Collected data entries:
================
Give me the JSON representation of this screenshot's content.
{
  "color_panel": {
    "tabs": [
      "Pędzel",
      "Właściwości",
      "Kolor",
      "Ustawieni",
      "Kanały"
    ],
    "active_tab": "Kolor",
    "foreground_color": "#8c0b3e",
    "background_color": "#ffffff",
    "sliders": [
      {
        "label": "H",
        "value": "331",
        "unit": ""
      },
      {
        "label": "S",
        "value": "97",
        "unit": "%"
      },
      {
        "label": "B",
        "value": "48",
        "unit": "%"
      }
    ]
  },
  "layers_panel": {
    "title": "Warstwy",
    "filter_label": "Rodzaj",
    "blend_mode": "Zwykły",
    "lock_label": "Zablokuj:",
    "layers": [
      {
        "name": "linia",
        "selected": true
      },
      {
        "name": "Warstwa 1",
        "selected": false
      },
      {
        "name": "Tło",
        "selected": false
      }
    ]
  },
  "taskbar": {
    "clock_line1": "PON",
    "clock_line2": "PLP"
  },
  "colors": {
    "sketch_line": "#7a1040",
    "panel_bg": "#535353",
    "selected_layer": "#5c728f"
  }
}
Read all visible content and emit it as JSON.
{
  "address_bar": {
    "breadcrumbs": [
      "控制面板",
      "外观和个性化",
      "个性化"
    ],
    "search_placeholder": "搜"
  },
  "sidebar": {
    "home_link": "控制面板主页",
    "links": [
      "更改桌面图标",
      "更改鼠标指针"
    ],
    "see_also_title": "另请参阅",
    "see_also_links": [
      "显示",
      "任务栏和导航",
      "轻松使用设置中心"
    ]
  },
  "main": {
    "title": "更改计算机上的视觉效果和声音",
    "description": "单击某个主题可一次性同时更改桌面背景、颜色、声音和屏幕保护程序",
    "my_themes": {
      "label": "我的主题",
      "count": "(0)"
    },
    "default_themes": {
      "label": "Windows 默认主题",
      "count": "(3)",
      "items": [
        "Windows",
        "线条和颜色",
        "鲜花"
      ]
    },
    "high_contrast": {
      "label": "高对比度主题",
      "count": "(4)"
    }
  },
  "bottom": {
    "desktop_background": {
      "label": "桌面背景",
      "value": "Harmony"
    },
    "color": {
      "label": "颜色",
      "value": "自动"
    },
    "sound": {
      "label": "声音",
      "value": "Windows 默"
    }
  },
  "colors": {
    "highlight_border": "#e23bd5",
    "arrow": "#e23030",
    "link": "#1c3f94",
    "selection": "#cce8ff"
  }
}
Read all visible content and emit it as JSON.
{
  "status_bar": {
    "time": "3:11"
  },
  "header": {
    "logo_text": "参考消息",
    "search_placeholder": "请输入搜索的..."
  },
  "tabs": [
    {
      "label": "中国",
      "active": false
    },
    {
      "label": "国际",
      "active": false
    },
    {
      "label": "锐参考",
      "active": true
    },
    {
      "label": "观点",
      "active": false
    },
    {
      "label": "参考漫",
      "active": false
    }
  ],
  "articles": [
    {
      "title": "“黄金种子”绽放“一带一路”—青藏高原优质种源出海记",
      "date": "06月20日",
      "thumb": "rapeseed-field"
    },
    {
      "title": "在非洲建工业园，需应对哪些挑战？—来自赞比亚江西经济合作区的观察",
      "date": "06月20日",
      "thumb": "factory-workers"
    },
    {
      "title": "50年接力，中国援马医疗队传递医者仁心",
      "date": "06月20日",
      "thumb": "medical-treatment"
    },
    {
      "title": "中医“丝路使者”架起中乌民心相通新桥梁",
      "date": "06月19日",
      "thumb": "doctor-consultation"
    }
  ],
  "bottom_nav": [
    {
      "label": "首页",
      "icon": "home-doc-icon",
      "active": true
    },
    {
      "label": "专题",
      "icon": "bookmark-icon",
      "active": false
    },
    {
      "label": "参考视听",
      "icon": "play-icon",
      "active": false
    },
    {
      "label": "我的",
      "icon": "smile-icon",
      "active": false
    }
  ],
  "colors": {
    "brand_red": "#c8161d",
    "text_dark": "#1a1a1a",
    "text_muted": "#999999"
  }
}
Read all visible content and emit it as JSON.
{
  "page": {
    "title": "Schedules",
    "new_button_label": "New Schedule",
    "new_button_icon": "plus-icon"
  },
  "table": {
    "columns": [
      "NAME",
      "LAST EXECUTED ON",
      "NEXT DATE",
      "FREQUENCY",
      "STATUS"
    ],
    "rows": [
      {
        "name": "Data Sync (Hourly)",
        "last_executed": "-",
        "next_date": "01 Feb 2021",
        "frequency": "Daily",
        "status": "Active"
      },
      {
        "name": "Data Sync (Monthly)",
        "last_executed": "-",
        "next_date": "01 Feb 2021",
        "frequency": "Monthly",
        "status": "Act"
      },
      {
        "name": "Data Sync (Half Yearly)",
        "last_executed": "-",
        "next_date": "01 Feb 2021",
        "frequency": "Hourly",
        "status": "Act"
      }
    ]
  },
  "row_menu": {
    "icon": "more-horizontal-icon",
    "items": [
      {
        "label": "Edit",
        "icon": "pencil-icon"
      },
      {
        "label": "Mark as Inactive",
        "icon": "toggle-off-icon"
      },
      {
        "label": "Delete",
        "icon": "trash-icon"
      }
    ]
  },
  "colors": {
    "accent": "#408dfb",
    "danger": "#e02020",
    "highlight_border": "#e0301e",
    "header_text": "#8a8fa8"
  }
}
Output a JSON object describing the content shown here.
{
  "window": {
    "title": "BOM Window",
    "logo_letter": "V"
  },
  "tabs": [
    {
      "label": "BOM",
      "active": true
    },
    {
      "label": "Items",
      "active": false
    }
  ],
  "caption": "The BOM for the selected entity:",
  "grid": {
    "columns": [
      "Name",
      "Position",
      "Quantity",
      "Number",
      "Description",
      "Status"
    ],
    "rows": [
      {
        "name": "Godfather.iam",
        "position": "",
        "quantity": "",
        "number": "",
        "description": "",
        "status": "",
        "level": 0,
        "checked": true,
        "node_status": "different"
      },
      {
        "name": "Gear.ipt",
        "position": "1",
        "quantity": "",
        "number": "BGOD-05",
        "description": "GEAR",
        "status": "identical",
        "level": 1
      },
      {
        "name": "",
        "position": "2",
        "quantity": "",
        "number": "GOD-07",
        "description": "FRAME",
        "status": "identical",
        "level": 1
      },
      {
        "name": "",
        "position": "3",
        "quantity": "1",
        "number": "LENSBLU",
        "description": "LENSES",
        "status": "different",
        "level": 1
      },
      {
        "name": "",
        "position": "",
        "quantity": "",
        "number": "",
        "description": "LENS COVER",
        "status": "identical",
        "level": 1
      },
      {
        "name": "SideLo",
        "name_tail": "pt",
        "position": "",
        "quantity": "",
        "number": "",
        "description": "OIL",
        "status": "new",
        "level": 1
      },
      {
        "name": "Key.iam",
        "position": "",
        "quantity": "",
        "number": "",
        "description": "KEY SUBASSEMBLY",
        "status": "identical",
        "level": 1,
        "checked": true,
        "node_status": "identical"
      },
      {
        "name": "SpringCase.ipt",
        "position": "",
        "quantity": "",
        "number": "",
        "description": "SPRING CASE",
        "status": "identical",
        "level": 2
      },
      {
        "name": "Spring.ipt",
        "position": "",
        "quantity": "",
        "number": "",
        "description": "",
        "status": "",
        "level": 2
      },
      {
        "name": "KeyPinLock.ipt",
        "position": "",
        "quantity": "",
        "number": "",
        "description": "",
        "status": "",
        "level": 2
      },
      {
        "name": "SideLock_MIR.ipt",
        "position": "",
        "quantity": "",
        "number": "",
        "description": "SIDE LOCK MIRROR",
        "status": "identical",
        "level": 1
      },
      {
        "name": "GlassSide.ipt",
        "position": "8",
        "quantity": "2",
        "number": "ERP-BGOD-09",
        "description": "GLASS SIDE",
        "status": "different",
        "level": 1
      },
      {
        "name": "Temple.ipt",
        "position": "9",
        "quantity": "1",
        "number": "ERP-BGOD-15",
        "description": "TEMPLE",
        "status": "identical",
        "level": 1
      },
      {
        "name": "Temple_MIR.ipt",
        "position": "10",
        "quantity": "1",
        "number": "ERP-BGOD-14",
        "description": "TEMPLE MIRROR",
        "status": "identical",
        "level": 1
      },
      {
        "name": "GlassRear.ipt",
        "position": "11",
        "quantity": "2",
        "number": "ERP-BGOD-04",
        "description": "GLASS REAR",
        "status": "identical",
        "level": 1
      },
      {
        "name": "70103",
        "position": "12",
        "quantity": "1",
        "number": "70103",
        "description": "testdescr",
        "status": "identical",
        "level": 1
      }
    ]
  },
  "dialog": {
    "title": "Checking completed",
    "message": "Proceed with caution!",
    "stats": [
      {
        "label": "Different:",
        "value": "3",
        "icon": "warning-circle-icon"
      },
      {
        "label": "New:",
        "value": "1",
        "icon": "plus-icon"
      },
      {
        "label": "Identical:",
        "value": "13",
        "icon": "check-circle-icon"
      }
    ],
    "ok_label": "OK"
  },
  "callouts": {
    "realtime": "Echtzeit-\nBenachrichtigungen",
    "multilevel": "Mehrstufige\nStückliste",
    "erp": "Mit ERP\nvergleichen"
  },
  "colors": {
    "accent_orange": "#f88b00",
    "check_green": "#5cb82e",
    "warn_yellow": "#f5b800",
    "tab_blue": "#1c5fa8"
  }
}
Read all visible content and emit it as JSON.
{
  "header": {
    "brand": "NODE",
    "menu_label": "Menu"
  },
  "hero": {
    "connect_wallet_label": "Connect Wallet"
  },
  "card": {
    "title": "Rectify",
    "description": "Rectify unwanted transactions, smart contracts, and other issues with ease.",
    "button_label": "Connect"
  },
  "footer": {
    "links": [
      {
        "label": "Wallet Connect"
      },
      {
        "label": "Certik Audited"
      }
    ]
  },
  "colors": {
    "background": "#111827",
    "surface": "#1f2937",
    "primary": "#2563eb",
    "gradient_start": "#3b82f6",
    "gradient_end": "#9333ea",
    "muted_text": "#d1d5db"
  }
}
================
#### [AIM OF THE EXERCISE]
Using the material above, report each line where "Monthly" occurs.

#### [FINISHED ANSWER]
        "name": "Data Sync (Monthly)",
        "frequency": "Monthly",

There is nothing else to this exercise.